Task prompt: In the listing that follows, count every line holding the word "color" and give only the count.

Supplied data:
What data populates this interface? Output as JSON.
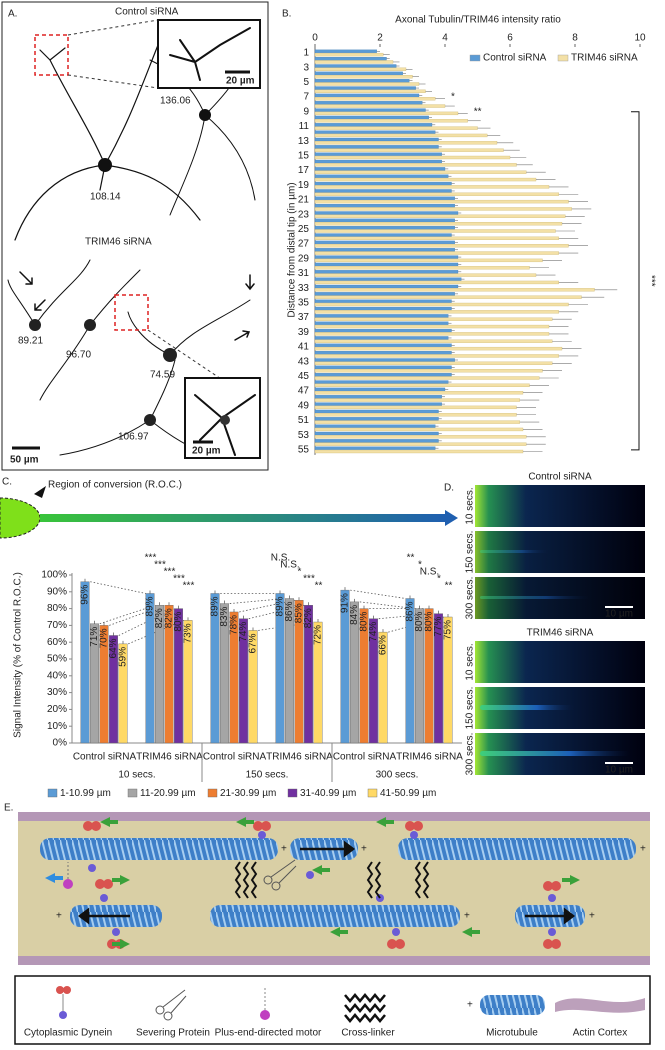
{
  "panel_labels": {
    "a": "A.",
    "b": "B.",
    "c": "C.",
    "d": "D.",
    "e": "E."
  },
  "panel_a": {
    "control_title": "Control siRNA",
    "trim46_title": "TRIM46 siRNA",
    "inset_scale": "20 µm",
    "control_values": [
      "136.06",
      "108.14"
    ],
    "trim46_values": [
      "89.21",
      "96.70",
      "74.59",
      "106.97"
    ],
    "scale": "50 µm"
  },
  "chart_data": [
    {
      "type": "bar",
      "orientation": "horizontal",
      "title": "Axonal Tubulin/TRIM46 intensity ratio",
      "y_label": "Distance from distal tip (in µm)",
      "categories": [
        "1",
        null,
        "3",
        null,
        "5",
        null,
        "7",
        null,
        "9",
        null,
        "11",
        null,
        "13",
        null,
        "15",
        null,
        "17",
        null,
        "19",
        null,
        "21",
        null,
        "23",
        null,
        "25",
        null,
        "27",
        null,
        "29",
        null,
        "31",
        null,
        "33",
        null,
        "35",
        null,
        "37",
        null,
        "39",
        null,
        "41",
        null,
        "43",
        null,
        "45",
        null,
        "47",
        null,
        "49",
        null,
        "51",
        null,
        "53",
        null,
        "55"
      ],
      "series": [
        {
          "name": "Control siRNA",
          "color": "#5b9bd5",
          "values": [
            1.9,
            2.2,
            2.5,
            2.7,
            2.9,
            3.1,
            3.2,
            3.3,
            3.4,
            3.5,
            3.6,
            3.7,
            3.8,
            3.8,
            3.9,
            3.9,
            4.0,
            4.1,
            4.2,
            4.2,
            4.3,
            4.3,
            4.4,
            4.3,
            4.3,
            4.2,
            4.3,
            4.3,
            4.4,
            4.4,
            4.4,
            4.5,
            4.4,
            4.3,
            4.2,
            4.2,
            4.1,
            4.1,
            4.2,
            4.1,
            4.2,
            4.2,
            4.3,
            4.2,
            4.2,
            4.1,
            4.0,
            3.9,
            3.9,
            3.8,
            3.8,
            3.7,
            3.8,
            3.8,
            3.7
          ],
          "errors": [
            0.1,
            0.1,
            0.1,
            0.1,
            0.1,
            0.1,
            0.1,
            0.1,
            0.1,
            0.1,
            0.1,
            0.1,
            0.1,
            0.1,
            0.1,
            0.1,
            0.1,
            0.1,
            0.1,
            0.1,
            0.1,
            0.1,
            0.1,
            0.1,
            0.1,
            0.1,
            0.1,
            0.1,
            0.1,
            0.1,
            0.1,
            0.1,
            0.1,
            0.1,
            0.1,
            0.1,
            0.1,
            0.1,
            0.1,
            0.1,
            0.1,
            0.1,
            0.1,
            0.1,
            0.1,
            0.1,
            0.1,
            0.1,
            0.1,
            0.1,
            0.1,
            0.1,
            0.1,
            0.1,
            0.1
          ]
        },
        {
          "name": "TRIM46 siRNA",
          "color": "#f3e0a6",
          "values": [
            2.1,
            2.4,
            2.8,
            3.0,
            3.2,
            3.4,
            3.7,
            4.0,
            4.4,
            4.7,
            5.0,
            5.3,
            5.6,
            5.8,
            6.0,
            6.2,
            6.5,
            6.8,
            7.2,
            7.5,
            7.8,
            7.9,
            7.7,
            7.6,
            7.4,
            7.5,
            7.8,
            7.5,
            7.0,
            6.6,
            6.8,
            7.5,
            8.6,
            8.2,
            7.8,
            7.5,
            7.3,
            7.2,
            7.2,
            7.3,
            7.6,
            7.5,
            7.3,
            7.0,
            6.9,
            6.6,
            6.4,
            6.3,
            6.2,
            6.2,
            6.3,
            6.4,
            6.5,
            6.5,
            6.4
          ],
          "errors": [
            0.2,
            0.2,
            0.2,
            0.2,
            0.2,
            0.2,
            0.3,
            0.3,
            0.3,
            0.4,
            0.4,
            0.4,
            0.5,
            0.5,
            0.5,
            0.5,
            0.6,
            0.6,
            0.6,
            0.6,
            0.6,
            0.6,
            0.6,
            0.6,
            0.6,
            0.6,
            0.6,
            0.6,
            0.6,
            0.6,
            0.6,
            0.6,
            0.7,
            0.7,
            0.6,
            0.6,
            0.6,
            0.6,
            0.6,
            0.6,
            0.6,
            0.6,
            0.6,
            0.6,
            0.6,
            0.6,
            0.6,
            0.6,
            0.6,
            0.6,
            0.6,
            0.6,
            0.6,
            0.6,
            0.6
          ]
        }
      ],
      "xlim": [
        0,
        10
      ],
      "xticks": [
        0,
        2,
        4,
        6,
        8,
        10
      ],
      "annotations": [
        "*",
        "**",
        "***"
      ],
      "legend": "upper right"
    },
    {
      "type": "bar",
      "annotation": "Region of conversion (R.O.C.)",
      "y_label": "Signal Intensity (% of Control R.O.C.)",
      "categories": [
        "Control siRNA",
        "TRIM46 siRNA",
        "Control siRNA",
        "TRIM46 siRNA",
        "Control siRNA",
        "TRIM46 siRNA"
      ],
      "groups": [
        "10 secs.",
        "150 secs.",
        "300 secs."
      ],
      "series": [
        {
          "name": "1-10.99 µm",
          "color": "#5b9bd5",
          "values": [
            96,
            89,
            89,
            89,
            91,
            86
          ],
          "value_labels": [
            "96%",
            "89%",
            "89%",
            "89%",
            "91%",
            "86%"
          ]
        },
        {
          "name": "11-20.99 µm",
          "color": "#a5a5a5",
          "values": [
            71,
            82,
            83,
            86,
            84,
            80
          ],
          "value_labels": [
            "71%",
            "82%",
            "83%",
            "86%",
            "84%",
            "80%"
          ]
        },
        {
          "name": "21-30.99 µm",
          "color": "#ed7d31",
          "values": [
            70,
            82,
            78,
            85,
            80,
            80
          ],
          "value_labels": [
            "70%",
            "82%",
            "78%",
            "85%",
            "80%",
            "80%"
          ]
        },
        {
          "name": "31-40.99 µm",
          "color": "#7030a0",
          "values": [
            64,
            80,
            74,
            82,
            74,
            77
          ],
          "value_labels": [
            "64%",
            "80%",
            "74%",
            "82%",
            "74%",
            "77%"
          ]
        },
        {
          "name": "41-50.99 µm",
          "color": "#ffd966",
          "values": [
            59,
            73,
            67,
            72,
            66,
            75
          ],
          "value_labels": [
            "59%",
            "73%",
            "67%",
            "72%",
            "66%",
            "75%"
          ]
        }
      ],
      "ylim": [
        0,
        100
      ],
      "yticks": [
        {
          "value": 0,
          "label": "0%"
        },
        {
          "value": 10,
          "label": "10%"
        },
        {
          "value": 20,
          "label": "20%"
        },
        {
          "value": 30,
          "label": "30%"
        },
        {
          "value": 40,
          "label": "40%"
        },
        {
          "value": 50,
          "label": "50%"
        },
        {
          "value": 60,
          "label": "60%"
        },
        {
          "value": 70,
          "label": "70%"
        },
        {
          "value": 80,
          "label": "80%"
        },
        {
          "value": 90,
          "label": "90%"
        },
        {
          "value": 100,
          "label": "100%"
        }
      ],
      "significance": [
        [
          "***",
          "***",
          "***",
          "***",
          "***"
        ],
        [
          "N.S.",
          "N.S.",
          "*",
          "***",
          "**"
        ],
        [
          "**",
          "*",
          "N.S.",
          "*",
          "**"
        ]
      ],
      "legend": "bottom"
    }
  ],
  "panel_d": {
    "control_title": "Control siRNA",
    "trim46_title": "TRIM46 siRNA",
    "times": [
      "10 secs.",
      "150 secs.",
      "300 secs."
    ],
    "scale": "10 µm"
  },
  "panel_e": {
    "plus": "+",
    "legend": [
      "Cytoplasmic Dynein",
      "Severing Protein",
      "Plus-end-directed motor",
      "Cross-linker",
      "Microtubule",
      "Actin Cortex"
    ]
  }
}
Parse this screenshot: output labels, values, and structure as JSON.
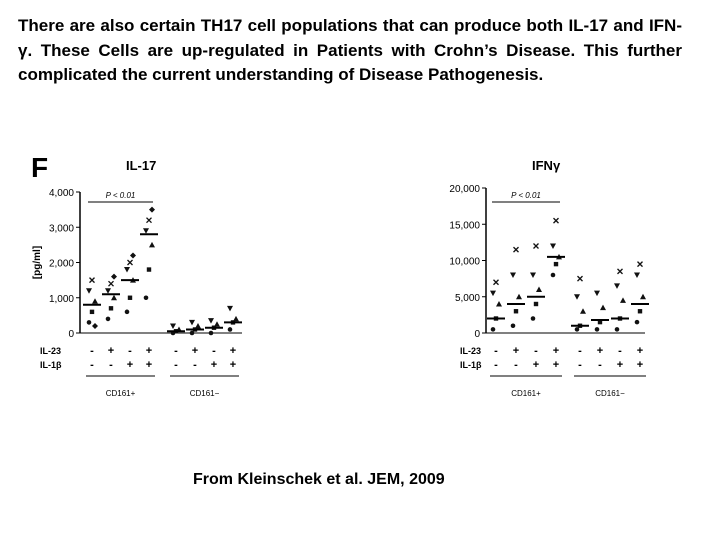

Solution: 7